Dataset items
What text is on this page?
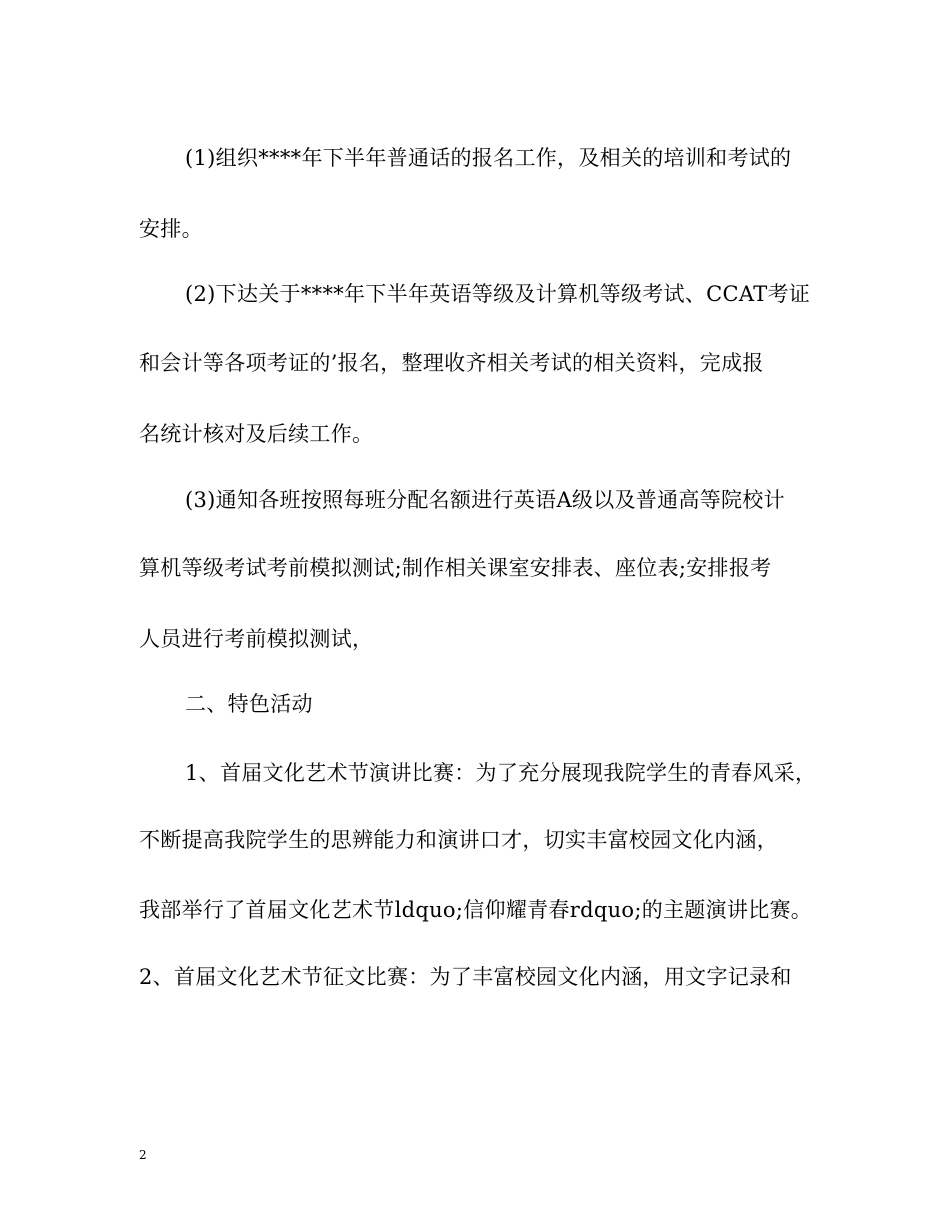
(1)组织****年下半年普通话的报名工作，及相关的培训和考试的
安排。
(2)下达关于****年下半年英语等级及计算机等级考试、CCAT考证
和会计等各项考证的’报名，整理收齐相关考试的相关资料，完成报
名统计核对及后续工作。
(3)通知各班按照每班分配名额进行英语A级以及普通高等院校计
算机等级考试考前模拟测试;制作相关课室安排表、座位表;安排报考
人员进行考前模拟测试，
二、特色活动
1、首届文化艺术节演讲比赛：为了充分展现我院学生的青春风采，
不断提高我院学生的思辨能力和演讲口才，切实丰富校园文化内涵，
我部举行了首届文化艺术节ldquo;信仰耀青春rdquo;的主题演讲比赛。
2、首届文化艺术节征文比赛：为了丰富校园文化内涵，用文字记录和
2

## INSTRUCTIONS TO FOLLOW
Copy out each record shown above without alteration, skipping any picture.

## ANSWER TO THE PROBLEM
What text is on this page?
(1)组织****年下半年普通话的报名工作，及相关的培训和考试的
安排。
(2)下达关于****年下半年英语等级及计算机等级考试、CCAT考证
和会计等各项考证的’报名，整理收齐相关考试的相关资料，完成报
名统计核对及后续工作。
(3)通知各班按照每班分配名额进行英语A级以及普通高等院校计
算机等级考试考前模拟测试;制作相关课室安排表、座位表;安排报考
人员进行考前模拟测试，
二、特色活动
1、首届文化艺术节演讲比赛：为了充分展现我院学生的青春风采，
不断提高我院学生的思辨能力和演讲口才，切实丰富校园文化内涵，
我部举行了首届文化艺术节ldquo;信仰耀青春rdquo;的主题演讲比赛。
2、首届文化艺术节征文比赛：为了丰富校园文化内涵，用文字记录和
2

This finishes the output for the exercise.